Task brief:
Locate the word "title" in the material, then show every line that holds it.
═════ Listing ═════
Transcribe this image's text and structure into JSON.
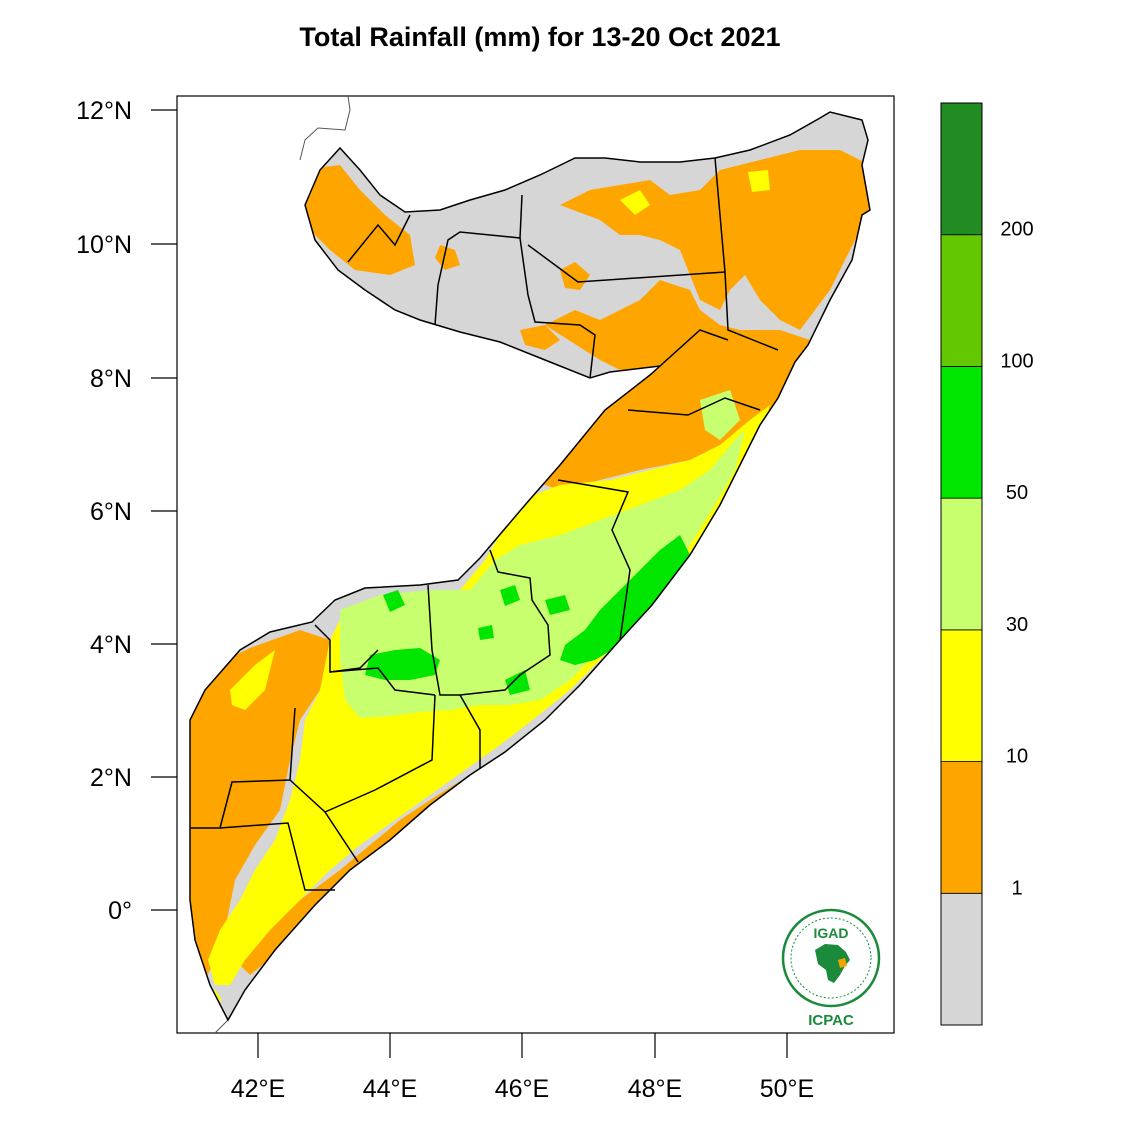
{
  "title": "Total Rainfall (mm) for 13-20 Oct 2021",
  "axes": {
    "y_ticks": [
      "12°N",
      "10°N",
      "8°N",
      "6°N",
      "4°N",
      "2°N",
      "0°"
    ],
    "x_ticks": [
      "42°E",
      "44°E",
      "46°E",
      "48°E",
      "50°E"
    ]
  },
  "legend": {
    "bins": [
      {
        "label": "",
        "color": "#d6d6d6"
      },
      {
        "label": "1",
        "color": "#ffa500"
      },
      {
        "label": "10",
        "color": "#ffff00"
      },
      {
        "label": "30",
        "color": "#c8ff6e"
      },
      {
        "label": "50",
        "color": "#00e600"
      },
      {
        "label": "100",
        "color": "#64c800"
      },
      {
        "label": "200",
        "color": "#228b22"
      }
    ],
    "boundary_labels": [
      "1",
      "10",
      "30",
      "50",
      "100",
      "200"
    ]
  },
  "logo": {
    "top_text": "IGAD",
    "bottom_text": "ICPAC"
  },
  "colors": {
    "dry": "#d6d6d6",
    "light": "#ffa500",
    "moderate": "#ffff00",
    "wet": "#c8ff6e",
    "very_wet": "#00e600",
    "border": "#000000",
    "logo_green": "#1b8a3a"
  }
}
═════
═════ Listing ═════
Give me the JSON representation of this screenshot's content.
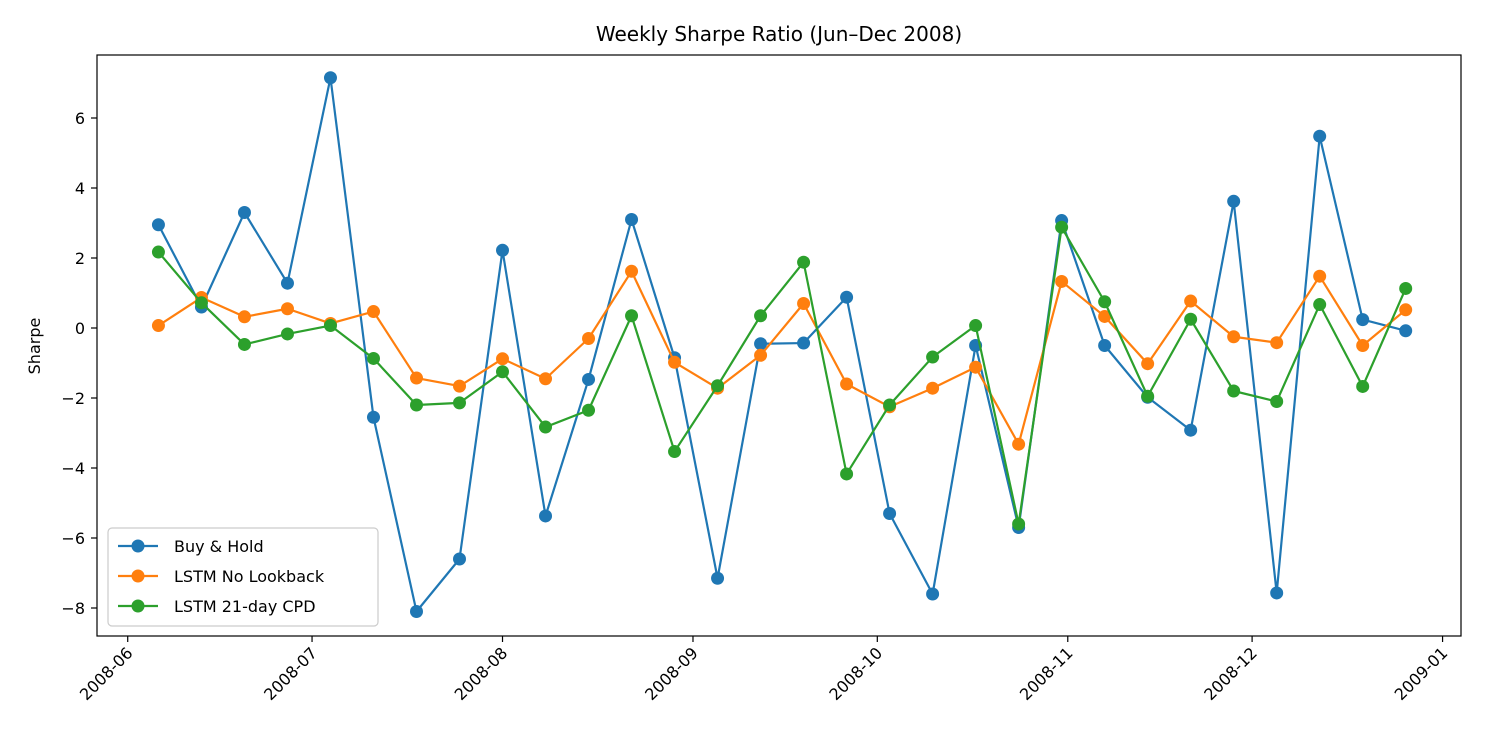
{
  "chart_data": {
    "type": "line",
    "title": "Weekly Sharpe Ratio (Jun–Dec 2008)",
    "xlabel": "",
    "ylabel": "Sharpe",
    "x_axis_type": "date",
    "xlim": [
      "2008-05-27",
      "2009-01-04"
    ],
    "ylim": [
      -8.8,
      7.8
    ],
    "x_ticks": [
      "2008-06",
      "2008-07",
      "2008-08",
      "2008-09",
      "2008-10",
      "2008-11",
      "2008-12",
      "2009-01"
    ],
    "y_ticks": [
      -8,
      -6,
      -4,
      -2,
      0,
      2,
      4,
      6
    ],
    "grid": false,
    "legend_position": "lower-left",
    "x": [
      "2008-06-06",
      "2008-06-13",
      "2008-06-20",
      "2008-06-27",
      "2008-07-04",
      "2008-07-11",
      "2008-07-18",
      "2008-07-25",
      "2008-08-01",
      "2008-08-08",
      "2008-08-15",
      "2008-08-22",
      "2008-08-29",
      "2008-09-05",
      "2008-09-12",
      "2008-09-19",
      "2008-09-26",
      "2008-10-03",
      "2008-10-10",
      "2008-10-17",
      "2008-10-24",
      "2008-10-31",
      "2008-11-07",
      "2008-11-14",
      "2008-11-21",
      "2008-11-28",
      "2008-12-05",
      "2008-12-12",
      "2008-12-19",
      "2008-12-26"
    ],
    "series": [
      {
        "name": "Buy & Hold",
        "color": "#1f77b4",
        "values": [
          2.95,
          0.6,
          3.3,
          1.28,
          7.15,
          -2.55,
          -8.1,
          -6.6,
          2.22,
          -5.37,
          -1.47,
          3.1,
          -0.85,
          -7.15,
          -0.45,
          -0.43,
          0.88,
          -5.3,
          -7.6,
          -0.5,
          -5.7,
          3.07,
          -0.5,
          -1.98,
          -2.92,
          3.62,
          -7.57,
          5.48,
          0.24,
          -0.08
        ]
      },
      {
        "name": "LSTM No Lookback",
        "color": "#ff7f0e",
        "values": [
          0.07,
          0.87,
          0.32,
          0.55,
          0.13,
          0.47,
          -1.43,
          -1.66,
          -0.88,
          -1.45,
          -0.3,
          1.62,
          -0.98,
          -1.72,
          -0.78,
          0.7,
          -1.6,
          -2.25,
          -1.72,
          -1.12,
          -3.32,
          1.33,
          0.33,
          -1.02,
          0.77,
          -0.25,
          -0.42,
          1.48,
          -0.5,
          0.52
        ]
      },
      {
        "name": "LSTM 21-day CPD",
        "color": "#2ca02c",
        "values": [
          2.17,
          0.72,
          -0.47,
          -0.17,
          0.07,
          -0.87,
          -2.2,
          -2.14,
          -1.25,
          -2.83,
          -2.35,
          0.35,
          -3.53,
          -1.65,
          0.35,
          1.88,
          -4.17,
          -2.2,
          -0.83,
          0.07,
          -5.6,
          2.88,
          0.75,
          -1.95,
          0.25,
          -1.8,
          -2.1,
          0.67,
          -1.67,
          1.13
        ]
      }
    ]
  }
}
═════
The result:
  "title": "Total Rainfall (mm) for 13-20 Oct 2021",
    "title": "Weekly Sharpe Ratio (Jun–Dec 2008)",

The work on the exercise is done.